# Do this
Go through the listing beneath this task and return every line that carries the string "voronoi".

# Data excerpts
╔══
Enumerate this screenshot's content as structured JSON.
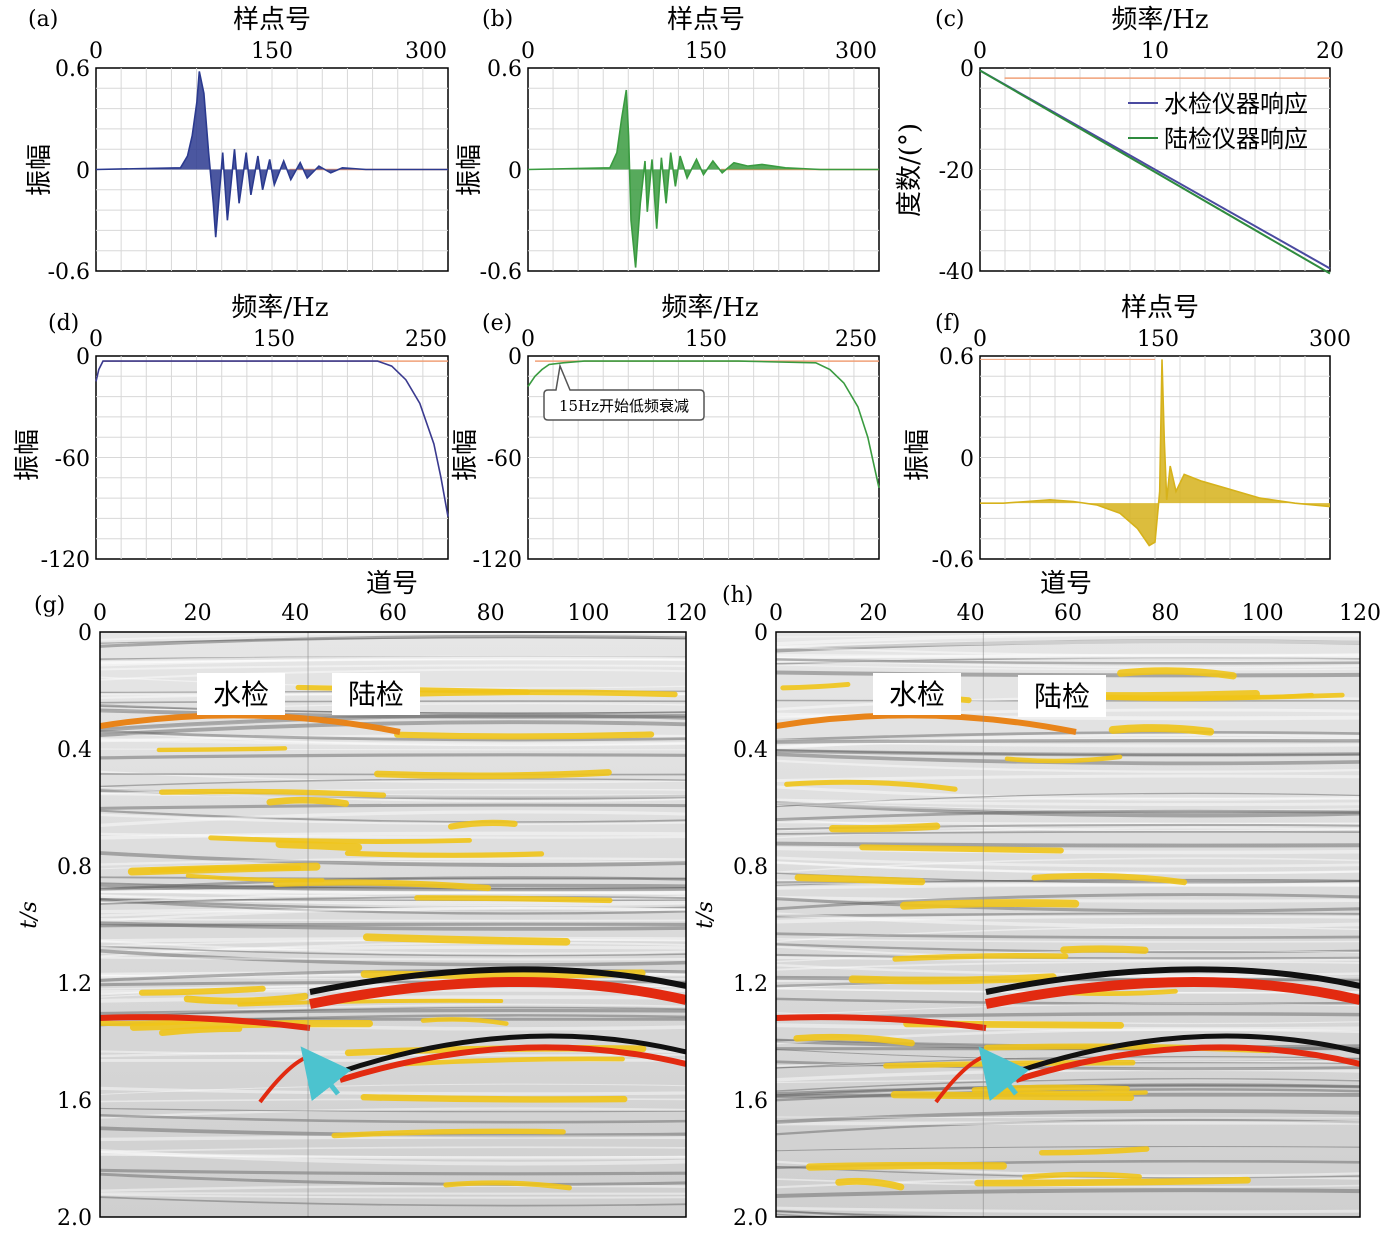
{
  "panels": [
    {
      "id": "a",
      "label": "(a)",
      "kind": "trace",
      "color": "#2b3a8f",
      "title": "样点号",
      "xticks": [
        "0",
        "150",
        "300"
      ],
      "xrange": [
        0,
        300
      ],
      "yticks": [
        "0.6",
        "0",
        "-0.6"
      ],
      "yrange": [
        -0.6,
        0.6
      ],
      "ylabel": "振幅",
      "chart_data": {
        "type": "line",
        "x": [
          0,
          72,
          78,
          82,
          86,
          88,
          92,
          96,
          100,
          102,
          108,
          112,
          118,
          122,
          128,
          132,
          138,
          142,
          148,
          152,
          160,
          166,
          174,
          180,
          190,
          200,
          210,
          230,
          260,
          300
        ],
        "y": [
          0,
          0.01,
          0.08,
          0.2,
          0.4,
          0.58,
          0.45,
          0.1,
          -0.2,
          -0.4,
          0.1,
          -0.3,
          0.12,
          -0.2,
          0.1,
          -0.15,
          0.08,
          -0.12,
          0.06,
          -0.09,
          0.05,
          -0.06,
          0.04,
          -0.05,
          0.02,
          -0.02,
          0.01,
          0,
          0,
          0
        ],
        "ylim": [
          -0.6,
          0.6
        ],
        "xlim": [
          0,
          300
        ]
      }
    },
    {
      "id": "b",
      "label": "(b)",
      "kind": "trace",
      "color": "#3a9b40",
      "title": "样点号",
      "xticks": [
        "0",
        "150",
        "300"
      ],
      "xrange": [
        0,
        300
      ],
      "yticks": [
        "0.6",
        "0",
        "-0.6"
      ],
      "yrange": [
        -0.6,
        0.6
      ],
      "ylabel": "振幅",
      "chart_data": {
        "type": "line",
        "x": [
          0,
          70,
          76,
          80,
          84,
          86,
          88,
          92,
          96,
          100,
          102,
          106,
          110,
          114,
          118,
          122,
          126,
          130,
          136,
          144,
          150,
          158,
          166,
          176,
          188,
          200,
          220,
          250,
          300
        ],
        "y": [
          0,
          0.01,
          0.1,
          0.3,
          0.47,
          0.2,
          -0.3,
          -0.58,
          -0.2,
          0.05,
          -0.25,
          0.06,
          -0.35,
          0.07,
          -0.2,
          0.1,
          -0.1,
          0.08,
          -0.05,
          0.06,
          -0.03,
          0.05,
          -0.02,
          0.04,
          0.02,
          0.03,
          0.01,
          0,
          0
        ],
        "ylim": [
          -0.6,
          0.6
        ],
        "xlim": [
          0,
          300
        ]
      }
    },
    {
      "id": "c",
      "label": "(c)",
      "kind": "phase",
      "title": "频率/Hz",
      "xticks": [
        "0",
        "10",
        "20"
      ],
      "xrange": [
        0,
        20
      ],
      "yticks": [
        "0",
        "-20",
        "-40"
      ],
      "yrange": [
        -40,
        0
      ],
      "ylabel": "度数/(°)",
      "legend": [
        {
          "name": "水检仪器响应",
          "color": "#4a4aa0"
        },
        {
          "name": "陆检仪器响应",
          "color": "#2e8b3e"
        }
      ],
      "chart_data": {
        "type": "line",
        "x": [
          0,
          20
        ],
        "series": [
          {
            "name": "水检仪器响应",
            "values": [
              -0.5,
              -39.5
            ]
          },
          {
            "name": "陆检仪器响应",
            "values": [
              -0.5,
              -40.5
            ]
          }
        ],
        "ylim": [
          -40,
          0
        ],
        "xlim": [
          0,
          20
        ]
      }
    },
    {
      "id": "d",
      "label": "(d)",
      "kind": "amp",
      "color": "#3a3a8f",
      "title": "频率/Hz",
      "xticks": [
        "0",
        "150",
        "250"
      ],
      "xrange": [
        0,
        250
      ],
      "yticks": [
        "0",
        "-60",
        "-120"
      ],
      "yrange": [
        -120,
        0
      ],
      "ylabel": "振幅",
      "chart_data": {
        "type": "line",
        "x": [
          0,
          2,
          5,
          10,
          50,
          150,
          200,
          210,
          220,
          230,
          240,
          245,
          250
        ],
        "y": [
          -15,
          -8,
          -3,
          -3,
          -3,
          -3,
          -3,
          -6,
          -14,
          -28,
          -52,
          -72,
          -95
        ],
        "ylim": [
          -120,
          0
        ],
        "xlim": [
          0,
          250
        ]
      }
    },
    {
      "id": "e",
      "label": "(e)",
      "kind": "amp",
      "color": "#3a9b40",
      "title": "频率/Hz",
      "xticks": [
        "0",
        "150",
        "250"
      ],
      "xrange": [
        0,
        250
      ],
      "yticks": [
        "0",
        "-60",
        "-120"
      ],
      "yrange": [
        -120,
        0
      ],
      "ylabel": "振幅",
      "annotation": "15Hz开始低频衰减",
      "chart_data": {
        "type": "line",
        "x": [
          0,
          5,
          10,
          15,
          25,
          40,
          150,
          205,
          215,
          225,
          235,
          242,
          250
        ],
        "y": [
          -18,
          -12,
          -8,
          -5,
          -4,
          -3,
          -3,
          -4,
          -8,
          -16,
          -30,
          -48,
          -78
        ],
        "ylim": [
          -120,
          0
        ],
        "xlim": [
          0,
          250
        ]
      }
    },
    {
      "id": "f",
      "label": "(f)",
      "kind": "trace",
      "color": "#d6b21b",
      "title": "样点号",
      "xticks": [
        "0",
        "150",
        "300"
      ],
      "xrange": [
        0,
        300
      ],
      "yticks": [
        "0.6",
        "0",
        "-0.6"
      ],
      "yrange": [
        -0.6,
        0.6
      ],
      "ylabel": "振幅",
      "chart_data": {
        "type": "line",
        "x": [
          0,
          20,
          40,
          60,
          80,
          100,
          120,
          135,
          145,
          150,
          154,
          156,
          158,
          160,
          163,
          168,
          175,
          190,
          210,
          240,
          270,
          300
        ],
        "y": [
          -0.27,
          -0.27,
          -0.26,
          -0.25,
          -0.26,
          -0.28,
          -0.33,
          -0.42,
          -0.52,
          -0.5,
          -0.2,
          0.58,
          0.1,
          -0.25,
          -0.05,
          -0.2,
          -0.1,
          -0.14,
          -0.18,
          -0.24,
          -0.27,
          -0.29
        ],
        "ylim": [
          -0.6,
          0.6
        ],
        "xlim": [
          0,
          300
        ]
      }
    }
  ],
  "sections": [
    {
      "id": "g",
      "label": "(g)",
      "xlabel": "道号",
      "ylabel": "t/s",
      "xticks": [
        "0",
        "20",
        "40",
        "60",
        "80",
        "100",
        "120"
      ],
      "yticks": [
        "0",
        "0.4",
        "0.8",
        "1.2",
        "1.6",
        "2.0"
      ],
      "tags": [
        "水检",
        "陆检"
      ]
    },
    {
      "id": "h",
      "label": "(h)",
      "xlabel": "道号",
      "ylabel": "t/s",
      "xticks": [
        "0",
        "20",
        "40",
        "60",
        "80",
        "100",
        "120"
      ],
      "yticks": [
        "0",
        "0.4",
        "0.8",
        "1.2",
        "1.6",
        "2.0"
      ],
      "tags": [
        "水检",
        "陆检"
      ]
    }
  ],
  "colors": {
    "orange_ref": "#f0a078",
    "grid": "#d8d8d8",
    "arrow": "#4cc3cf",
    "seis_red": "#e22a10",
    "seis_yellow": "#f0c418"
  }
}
╚══
╔══
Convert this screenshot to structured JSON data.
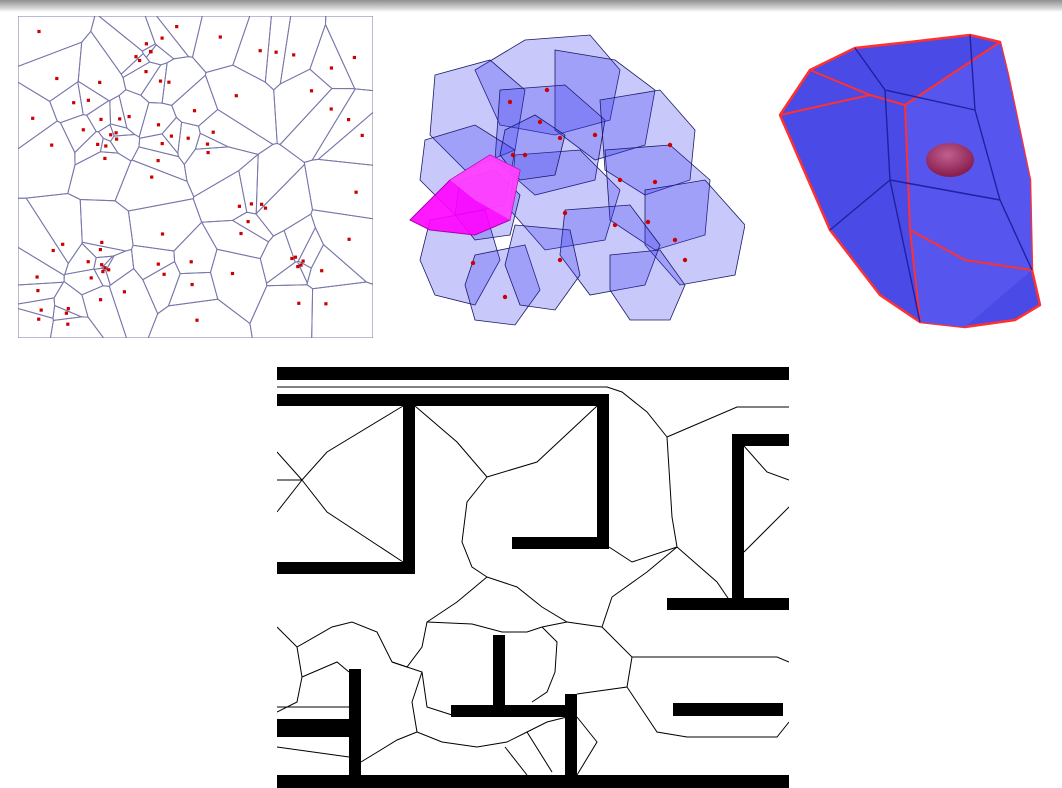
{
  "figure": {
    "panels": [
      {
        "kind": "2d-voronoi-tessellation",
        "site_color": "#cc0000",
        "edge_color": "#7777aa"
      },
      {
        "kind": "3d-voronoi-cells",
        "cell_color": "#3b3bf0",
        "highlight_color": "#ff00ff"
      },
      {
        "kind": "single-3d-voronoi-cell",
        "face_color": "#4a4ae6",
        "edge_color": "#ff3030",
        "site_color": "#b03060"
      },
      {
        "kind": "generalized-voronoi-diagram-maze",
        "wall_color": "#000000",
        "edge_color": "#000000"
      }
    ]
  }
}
╚══
# Correct response
        "kind": "2d-voronoi-tessellation",
        "kind": "3d-voronoi-cells",
        "kind": "single-3d-voronoi-cell",
        "kind": "generalized-voronoi-diagram-maze",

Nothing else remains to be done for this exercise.